◆ **DATA SHOWN**
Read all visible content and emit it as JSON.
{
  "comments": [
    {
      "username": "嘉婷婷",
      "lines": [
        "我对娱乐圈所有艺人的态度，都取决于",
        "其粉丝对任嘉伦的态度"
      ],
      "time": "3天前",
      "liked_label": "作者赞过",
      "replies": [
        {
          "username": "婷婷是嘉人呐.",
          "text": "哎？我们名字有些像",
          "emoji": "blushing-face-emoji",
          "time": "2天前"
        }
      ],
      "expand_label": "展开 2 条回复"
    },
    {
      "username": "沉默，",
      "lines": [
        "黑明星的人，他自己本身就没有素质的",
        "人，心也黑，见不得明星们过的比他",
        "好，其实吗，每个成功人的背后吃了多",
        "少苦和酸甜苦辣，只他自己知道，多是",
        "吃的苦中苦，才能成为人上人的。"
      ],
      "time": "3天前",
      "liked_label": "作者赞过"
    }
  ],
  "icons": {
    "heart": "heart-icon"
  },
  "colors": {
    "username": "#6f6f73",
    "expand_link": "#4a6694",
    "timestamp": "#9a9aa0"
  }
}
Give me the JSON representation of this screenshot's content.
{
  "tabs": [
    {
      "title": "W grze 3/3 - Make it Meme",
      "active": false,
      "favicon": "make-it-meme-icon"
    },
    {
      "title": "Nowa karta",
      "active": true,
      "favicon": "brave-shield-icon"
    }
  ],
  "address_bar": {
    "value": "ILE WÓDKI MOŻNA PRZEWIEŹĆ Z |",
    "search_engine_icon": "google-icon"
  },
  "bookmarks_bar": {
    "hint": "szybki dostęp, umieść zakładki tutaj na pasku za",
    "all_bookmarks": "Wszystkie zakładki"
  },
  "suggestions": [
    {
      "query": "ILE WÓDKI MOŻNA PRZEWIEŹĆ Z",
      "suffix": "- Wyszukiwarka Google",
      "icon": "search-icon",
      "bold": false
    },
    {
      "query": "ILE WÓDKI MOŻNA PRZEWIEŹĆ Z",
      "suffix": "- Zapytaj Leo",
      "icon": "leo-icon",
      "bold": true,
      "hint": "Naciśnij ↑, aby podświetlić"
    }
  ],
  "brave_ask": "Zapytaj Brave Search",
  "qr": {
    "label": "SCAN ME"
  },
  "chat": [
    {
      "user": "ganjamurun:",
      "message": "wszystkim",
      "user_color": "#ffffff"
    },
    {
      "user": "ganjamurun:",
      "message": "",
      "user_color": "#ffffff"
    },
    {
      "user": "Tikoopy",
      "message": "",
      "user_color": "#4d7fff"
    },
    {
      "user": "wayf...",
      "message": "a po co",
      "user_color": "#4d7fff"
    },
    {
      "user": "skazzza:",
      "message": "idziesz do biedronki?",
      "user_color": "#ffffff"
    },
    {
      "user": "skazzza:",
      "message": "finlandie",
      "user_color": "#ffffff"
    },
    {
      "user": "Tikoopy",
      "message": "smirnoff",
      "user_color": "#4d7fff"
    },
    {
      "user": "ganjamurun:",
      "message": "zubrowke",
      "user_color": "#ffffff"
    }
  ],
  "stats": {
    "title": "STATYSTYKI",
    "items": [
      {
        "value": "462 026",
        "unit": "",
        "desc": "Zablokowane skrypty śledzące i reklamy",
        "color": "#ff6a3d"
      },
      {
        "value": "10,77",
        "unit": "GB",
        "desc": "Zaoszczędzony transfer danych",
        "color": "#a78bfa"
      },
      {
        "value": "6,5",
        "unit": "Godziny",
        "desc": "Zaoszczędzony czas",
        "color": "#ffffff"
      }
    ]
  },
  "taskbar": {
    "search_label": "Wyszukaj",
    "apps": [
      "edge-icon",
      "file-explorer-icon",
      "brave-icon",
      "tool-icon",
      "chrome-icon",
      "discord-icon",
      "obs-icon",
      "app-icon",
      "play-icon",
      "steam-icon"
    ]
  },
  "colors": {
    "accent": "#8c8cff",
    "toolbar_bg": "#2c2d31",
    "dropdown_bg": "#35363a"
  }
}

◆ **TASK OBJECTIVE**
Copy out each line above, character for character.

◆ **SOLUTION TO THIS TASK**
Read all visible content and emit it as JSON.
{
  "comments": [
    {
      "username": "嘉婷婷",
      "lines": [
        "我对娱乐圈所有艺人的态度，都取决于",
        "其粉丝对任嘉伦的态度"
      ],
      "time": "3天前",
      "liked_label": "作者赞过",
      "replies": [
        {
          "username": "婷婷是嘉人呐.",
          "text": "哎？我们名字有些像",
          "emoji": "blushing-face-emoji",
          "time": "2天前"
        }
      ],
      "expand_label": "展开 2 条回复"
    },
    {
      "username": "沉默，",
      "lines": [
        "黑明星的人，他自己本身就没有素质的",
        "人，心也黑，见不得明星们过的比他",
        "好，其实吗，每个成功人的背后吃了多",
        "少苦和酸甜苦辣，只他自己知道，多是",
        "吃的苦中苦，才能成为人上人的。"
      ],
      "time": "3天前",
      "liked_label": "作者赞过"
    }
  ],
  "icons": {
    "heart": "heart-icon"
  },
  "colors": {
    "username": "#6f6f73",
    "expand_link": "#4a6694",
    "timestamp": "#9a9aa0"
  }
}
Give me the JSON representation of this screenshot's content.
{
  "tabs": [
    {
      "title": "W grze 3/3 - Make it Meme",
      "active": false,
      "favicon": "make-it-meme-icon"
    },
    {
      "title": "Nowa karta",
      "active": true,
      "favicon": "brave-shield-icon"
    }
  ],
  "address_bar": {
    "value": "ILE WÓDKI MOŻNA PRZEWIEŹĆ Z |",
    "search_engine_icon": "google-icon"
  },
  "bookmarks_bar": {
    "hint": "szybki dostęp, umieść zakładki tutaj na pasku za",
    "all_bookmarks": "Wszystkie zakładki"
  },
  "suggestions": [
    {
      "query": "ILE WÓDKI MOŻNA PRZEWIEŹĆ Z",
      "suffix": "- Wyszukiwarka Google",
      "icon": "search-icon",
      "bold": false
    },
    {
      "query": "ILE WÓDKI MOŻNA PRZEWIEŹĆ Z",
      "suffix": "- Zapytaj Leo",
      "icon": "leo-icon",
      "bold": true,
      "hint": "Naciśnij ↑, aby podświetlić"
    }
  ],
  "brave_ask": "Zapytaj Brave Search",
  "qr": {
    "label": "SCAN ME"
  },
  "chat": [
    {
      "user": "ganjamurun:",
      "message": "wszystkim",
      "user_color": "#ffffff"
    },
    {
      "user": "ganjamurun:",
      "message": "",
      "user_color": "#ffffff"
    },
    {
      "user": "Tikoopy",
      "message": "",
      "user_color": "#4d7fff"
    },
    {
      "user": "wayf...",
      "message": "a po co",
      "user_color": "#4d7fff"
    },
    {
      "user": "skazzza:",
      "message": "idziesz do biedronki?",
      "user_color": "#ffffff"
    },
    {
      "user": "skazzza:",
      "message": "finlandie",
      "user_color": "#ffffff"
    },
    {
      "user": "Tikoopy",
      "message": "smirnoff",
      "user_color": "#4d7fff"
    },
    {
      "user": "ganjamurun:",
      "message": "zubrowke",
      "user_color": "#ffffff"
    }
  ],
  "stats": {
    "title": "STATYSTYKI",
    "items": [
      {
        "value": "462 026",
        "unit": "",
        "desc": "Zablokowane skrypty śledzące i reklamy",
        "color": "#ff6a3d"
      },
      {
        "value": "10,77",
        "unit": "GB",
        "desc": "Zaoszczędzony transfer danych",
        "color": "#a78bfa"
      },
      {
        "value": "6,5",
        "unit": "Godziny",
        "desc": "Zaoszczędzony czas",
        "color": "#ffffff"
      }
    ]
  },
  "taskbar": {
    "search_label": "Wyszukaj",
    "apps": [
      "edge-icon",
      "file-explorer-icon",
      "brave-icon",
      "tool-icon",
      "chrome-icon",
      "discord-icon",
      "obs-icon",
      "app-icon",
      "play-icon",
      "steam-icon"
    ]
  },
  "colors": {
    "accent": "#8c8cff",
    "toolbar_bg": "#2c2d31",
    "dropdown_bg": "#35363a"
  }
}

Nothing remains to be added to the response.